Figure dataset records:
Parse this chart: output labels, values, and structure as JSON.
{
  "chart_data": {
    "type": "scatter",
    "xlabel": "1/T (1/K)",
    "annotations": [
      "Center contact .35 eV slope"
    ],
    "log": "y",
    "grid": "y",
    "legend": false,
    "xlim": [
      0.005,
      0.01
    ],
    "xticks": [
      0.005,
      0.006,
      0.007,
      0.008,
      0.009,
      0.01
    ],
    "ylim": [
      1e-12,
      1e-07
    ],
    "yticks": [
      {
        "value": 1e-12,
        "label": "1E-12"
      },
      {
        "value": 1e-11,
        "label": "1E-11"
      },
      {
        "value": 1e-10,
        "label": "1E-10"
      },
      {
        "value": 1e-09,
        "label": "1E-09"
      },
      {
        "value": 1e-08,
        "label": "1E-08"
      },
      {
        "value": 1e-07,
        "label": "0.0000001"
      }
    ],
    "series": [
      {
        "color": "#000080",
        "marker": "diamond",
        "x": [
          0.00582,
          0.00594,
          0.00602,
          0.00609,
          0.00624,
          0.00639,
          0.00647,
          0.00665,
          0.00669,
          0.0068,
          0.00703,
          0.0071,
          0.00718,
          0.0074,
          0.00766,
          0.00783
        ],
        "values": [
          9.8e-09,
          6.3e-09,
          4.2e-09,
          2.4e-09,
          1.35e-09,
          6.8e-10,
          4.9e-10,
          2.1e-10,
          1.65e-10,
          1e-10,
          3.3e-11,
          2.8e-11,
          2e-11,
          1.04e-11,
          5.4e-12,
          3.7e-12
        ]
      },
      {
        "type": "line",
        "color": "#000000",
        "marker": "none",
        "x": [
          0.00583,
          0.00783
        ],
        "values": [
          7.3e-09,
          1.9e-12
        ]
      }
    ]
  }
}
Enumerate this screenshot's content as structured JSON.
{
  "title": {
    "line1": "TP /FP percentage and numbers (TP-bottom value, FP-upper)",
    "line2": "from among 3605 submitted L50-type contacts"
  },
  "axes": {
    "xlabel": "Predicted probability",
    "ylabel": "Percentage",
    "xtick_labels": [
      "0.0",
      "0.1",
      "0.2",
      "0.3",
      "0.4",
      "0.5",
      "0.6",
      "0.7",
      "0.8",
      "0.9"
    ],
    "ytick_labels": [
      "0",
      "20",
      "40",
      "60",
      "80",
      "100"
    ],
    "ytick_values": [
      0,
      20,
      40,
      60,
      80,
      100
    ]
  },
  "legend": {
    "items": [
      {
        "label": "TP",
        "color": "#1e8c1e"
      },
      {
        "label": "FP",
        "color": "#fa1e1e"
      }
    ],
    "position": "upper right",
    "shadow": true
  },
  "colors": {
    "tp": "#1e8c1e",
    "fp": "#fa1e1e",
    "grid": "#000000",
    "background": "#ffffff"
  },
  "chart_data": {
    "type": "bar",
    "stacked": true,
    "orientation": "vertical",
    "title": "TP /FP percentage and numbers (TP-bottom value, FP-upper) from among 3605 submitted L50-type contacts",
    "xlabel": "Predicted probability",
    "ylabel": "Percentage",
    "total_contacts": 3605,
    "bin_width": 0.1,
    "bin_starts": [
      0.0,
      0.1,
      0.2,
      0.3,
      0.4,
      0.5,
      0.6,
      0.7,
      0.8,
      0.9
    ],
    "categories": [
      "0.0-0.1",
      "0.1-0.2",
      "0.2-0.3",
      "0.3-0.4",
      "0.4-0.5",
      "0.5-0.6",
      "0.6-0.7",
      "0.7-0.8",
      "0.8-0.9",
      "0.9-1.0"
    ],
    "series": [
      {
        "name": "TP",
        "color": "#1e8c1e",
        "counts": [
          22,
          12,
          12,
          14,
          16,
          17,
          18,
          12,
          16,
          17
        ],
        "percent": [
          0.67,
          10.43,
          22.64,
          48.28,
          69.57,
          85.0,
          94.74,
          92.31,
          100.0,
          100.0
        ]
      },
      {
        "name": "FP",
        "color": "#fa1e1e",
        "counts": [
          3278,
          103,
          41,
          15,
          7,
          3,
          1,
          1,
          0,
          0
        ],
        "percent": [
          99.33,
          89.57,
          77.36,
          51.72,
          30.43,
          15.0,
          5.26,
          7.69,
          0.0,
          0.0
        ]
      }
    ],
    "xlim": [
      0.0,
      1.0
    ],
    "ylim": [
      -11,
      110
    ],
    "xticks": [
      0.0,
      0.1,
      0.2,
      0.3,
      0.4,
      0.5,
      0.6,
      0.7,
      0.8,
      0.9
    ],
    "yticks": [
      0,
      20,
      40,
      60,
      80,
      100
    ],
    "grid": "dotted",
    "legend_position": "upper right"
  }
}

Stated exercise: Each entry above is to be quoted exactly.

Solution to this problem:
Parse this chart: output labels, values, and structure as JSON.
{
  "chart_data": {
    "type": "scatter",
    "xlabel": "1/T (1/K)",
    "annotations": [
      "Center contact .35 eV slope"
    ],
    "log": "y",
    "grid": "y",
    "legend": false,
    "xlim": [
      0.005,
      0.01
    ],
    "xticks": [
      0.005,
      0.006,
      0.007,
      0.008,
      0.009,
      0.01
    ],
    "ylim": [
      1e-12,
      1e-07
    ],
    "yticks": [
      {
        "value": 1e-12,
        "label": "1E-12"
      },
      {
        "value": 1e-11,
        "label": "1E-11"
      },
      {
        "value": 1e-10,
        "label": "1E-10"
      },
      {
        "value": 1e-09,
        "label": "1E-09"
      },
      {
        "value": 1e-08,
        "label": "1E-08"
      },
      {
        "value": 1e-07,
        "label": "0.0000001"
      }
    ],
    "series": [
      {
        "color": "#000080",
        "marker": "diamond",
        "x": [
          0.00582,
          0.00594,
          0.00602,
          0.00609,
          0.00624,
          0.00639,
          0.00647,
          0.00665,
          0.00669,
          0.0068,
          0.00703,
          0.0071,
          0.00718,
          0.0074,
          0.00766,
          0.00783
        ],
        "values": [
          9.8e-09,
          6.3e-09,
          4.2e-09,
          2.4e-09,
          1.35e-09,
          6.8e-10,
          4.9e-10,
          2.1e-10,
          1.65e-10,
          1e-10,
          3.3e-11,
          2.8e-11,
          2e-11,
          1.04e-11,
          5.4e-12,
          3.7e-12
        ]
      },
      {
        "type": "line",
        "color": "#000000",
        "marker": "none",
        "x": [
          0.00583,
          0.00783
        ],
        "values": [
          7.3e-09,
          1.9e-12
        ]
      }
    ]
  }
}
Enumerate this screenshot's content as structured JSON.
{
  "title": {
    "line1": "TP /FP percentage and numbers (TP-bottom value, FP-upper)",
    "line2": "from among 3605 submitted L50-type contacts"
  },
  "axes": {
    "xlabel": "Predicted probability",
    "ylabel": "Percentage",
    "xtick_labels": [
      "0.0",
      "0.1",
      "0.2",
      "0.3",
      "0.4",
      "0.5",
      "0.6",
      "0.7",
      "0.8",
      "0.9"
    ],
    "ytick_labels": [
      "0",
      "20",
      "40",
      "60",
      "80",
      "100"
    ],
    "ytick_values": [
      0,
      20,
      40,
      60,
      80,
      100
    ]
  },
  "legend": {
    "items": [
      {
        "label": "TP",
        "color": "#1e8c1e"
      },
      {
        "label": "FP",
        "color": "#fa1e1e"
      }
    ],
    "position": "upper right",
    "shadow": true
  },
  "colors": {
    "tp": "#1e8c1e",
    "fp": "#fa1e1e",
    "grid": "#000000",
    "background": "#ffffff"
  },
  "chart_data": {
    "type": "bar",
    "stacked": true,
    "orientation": "vertical",
    "title": "TP /FP percentage and numbers (TP-bottom value, FP-upper) from among 3605 submitted L50-type contacts",
    "xlabel": "Predicted probability",
    "ylabel": "Percentage",
    "total_contacts": 3605,
    "bin_width": 0.1,
    "bin_starts": [
      0.0,
      0.1,
      0.2,
      0.3,
      0.4,
      0.5,
      0.6,
      0.7,
      0.8,
      0.9
    ],
    "categories": [
      "0.0-0.1",
      "0.1-0.2",
      "0.2-0.3",
      "0.3-0.4",
      "0.4-0.5",
      "0.5-0.6",
      "0.6-0.7",
      "0.7-0.8",
      "0.8-0.9",
      "0.9-1.0"
    ],
    "series": [
      {
        "name": "TP",
        "color": "#1e8c1e",
        "counts": [
          22,
          12,
          12,
          14,
          16,
          17,
          18,
          12,
          16,
          17
        ],
        "percent": [
          0.67,
          10.43,
          22.64,
          48.28,
          69.57,
          85.0,
          94.74,
          92.31,
          100.0,
          100.0
        ]
      },
      {
        "name": "FP",
        "color": "#fa1e1e",
        "counts": [
          3278,
          103,
          41,
          15,
          7,
          3,
          1,
          1,
          0,
          0
        ],
        "percent": [
          99.33,
          89.57,
          77.36,
          51.72,
          30.43,
          15.0,
          5.26,
          7.69,
          0.0,
          0.0
        ]
      }
    ],
    "xlim": [
      0.0,
      1.0
    ],
    "ylim": [
      -11,
      110
    ],
    "xticks": [
      0.0,
      0.1,
      0.2,
      0.3,
      0.4,
      0.5,
      0.6,
      0.7,
      0.8,
      0.9
    ],
    "yticks": [
      0,
      20,
      40,
      60,
      80,
      100
    ],
    "grid": "dotted",
    "legend_position": "upper right"
  }
}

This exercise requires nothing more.